■ Set tasks
[1] In the semester reflection below, set down word for word the part that begins at "The thing that" and stops after "to find out.".
[2] According to the semester reflection below, what is "A Mighty Fortress is Our God" actually a paraphrase of?
[3] Extend the reflection on the Music & Religion semester below, picking up after its last sentence.

Reflections on the Semester

As a whole, Music & Religion challenged me in many ways, which gave me a wealth of knowledge that I didn’t even realize I gained. I can name off a long list of things I hadn’t even thought about before this course, including homoeroticism in Hildegard’s compositions, Islamic approaches to music, and what Martin Luther might say about Christmas Fest. Although the course mainly focused on Christianity and music, I was glad to read and talk about other religions and music as well. Through sometimes intense readings and class discussion, this class fulfilled me in the exact way I hoped it would.

The thing that will stick with me the most is the research I did for my papers and podcasts. Regardless of the thesis, final grade, or amount of time spent editing my papers, I learned so much about specific topics that are profoundly interesting to me. For my papers, I chose topics that interested me and applied to my real-life experiences. I’ve already found myself saying things like “did you know A Mighty Fortress is Our God is actually a paraphrase from a psalm?” which is frighteningly geeky but I’m not sure I would’ve known stuff like that without being prompted to find out.

From class discussions over the semester, I’ve found many new ways to think about music. I think it’s easy to categorize tough topics in your mind as black or white, no grey area. Music, however, will probably never fit into just one category, which comes as a refreshing change to some of the ways I’ve learned music in the past. Yes, you CAN challenge the meaning of music and you might not be right about it. Drawing inferences from music with evidence that supports your idea is probably even better for your brain than crossword puzzles.

■ Data shown
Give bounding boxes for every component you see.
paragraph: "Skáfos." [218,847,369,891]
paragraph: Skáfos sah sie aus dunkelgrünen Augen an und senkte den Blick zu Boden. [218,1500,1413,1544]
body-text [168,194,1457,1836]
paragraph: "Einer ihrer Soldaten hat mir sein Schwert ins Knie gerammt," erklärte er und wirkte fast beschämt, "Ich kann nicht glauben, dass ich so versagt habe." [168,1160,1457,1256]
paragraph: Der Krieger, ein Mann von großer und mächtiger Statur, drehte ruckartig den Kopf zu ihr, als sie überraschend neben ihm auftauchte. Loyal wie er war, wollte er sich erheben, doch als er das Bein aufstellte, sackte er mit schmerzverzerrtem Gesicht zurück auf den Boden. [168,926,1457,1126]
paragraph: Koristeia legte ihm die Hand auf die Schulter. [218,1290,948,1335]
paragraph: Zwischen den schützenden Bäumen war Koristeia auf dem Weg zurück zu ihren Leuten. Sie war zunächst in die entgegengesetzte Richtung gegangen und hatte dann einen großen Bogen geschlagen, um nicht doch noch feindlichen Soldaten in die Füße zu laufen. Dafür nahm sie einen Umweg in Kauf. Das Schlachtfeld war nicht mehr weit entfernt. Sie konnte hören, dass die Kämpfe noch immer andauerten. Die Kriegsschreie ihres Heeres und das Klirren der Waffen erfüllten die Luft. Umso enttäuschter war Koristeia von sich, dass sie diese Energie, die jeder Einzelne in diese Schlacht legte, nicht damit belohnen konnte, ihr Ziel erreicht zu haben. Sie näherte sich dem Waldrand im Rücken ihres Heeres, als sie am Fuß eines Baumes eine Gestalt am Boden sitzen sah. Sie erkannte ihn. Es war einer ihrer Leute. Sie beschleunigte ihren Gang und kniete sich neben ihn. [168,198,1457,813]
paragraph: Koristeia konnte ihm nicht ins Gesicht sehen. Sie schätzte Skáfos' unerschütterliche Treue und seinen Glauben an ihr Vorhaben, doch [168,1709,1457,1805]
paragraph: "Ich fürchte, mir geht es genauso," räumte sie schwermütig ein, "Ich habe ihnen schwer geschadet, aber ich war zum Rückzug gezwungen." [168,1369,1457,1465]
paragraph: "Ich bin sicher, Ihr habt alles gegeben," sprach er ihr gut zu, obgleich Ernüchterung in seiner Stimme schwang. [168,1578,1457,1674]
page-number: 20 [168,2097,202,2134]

■ Final results
[1]
The thing that will stick with me the most is the research I did for my papers and podcasts. Regardless of the thesis, final grade, or amount of time spent editing my papers, I learned so much about specific topics that are profoundly interesting to me. For my papers, I chose topics that interested me and applied to my real-life experiences. I’ve already found myself saying things like “did you know A Mighty Fortress is Our God is actually a paraphrase from a psalm?” which is frighteningly geeky but I’m not sure I would’ve known stuff like that without being prompted to find out.

[2] A psalm.

[3]
I do wish we would’ve gotten to spend more time on music of religions outside of Christianity. Since St. Olaf is a Lutheran school after all, I think sometimes we focus too much on where “our” (but obviously not everyone’s) traditions came from. At the same time, I don’t think it was extremely detrimental that we didn’t spend as much time talking about other religions since the content we did cover was full of so much information. Overall, I’m very glad I got the opportunity to take this class and am thankful for all of the hard work I put in to learn something new.

A Leap of Faith

Just today, in fact, I finally committed to doing my final paper and podcast on Bach’s Ich freue mich in dir BWV 133 in the spirit of the holiday season. I’m still just beginning the research process, which can be a bit daunting especially since I’m not familiar with the piece I’m writing about. With my past papers, I haven’t stepped too boldly out of my comfort zone in terms of topics, but this topic is going to force me to take a leap of faith and challenge myself to think critically about a piece I’ve never thought about before.

One of the main things that has jumped out to me about this cantata so far is the fact that the author of the poem Bach used, Caspar Ziegler, is apparently not very well-known. This is a bit hard to believe considering Bach made his poem quite famous with his cantata, but all of the sources I’ve seen so far make Ziegler out to be someone with very little experience in the arts. I think it would be interesting to research the meaning behind the text from the author’s point of view, which is something I hope to do.

I have really enjoyed reading about all of the imagery in this cantata as well. At this point, I’m struggling with which direction I should take my paper since I’d like my paper to focus on imagery within the piece. With this topic, I’m having a difficult time coming up with a thesis that isn’t too standard but also isn’t too complex. So far I’ve considered discussing imagery in terms of instruments and voices used, direct biblical connections and representation, or arguing the imagery used does not depict the biblical text accurately (which I’m not sure I agree with, but it could potentially be fun writing a paper this way). I know I have a lot of work to do, and I’m sure my topic will narrow itself down as I delve further into research

Mendelssohn or Psalms?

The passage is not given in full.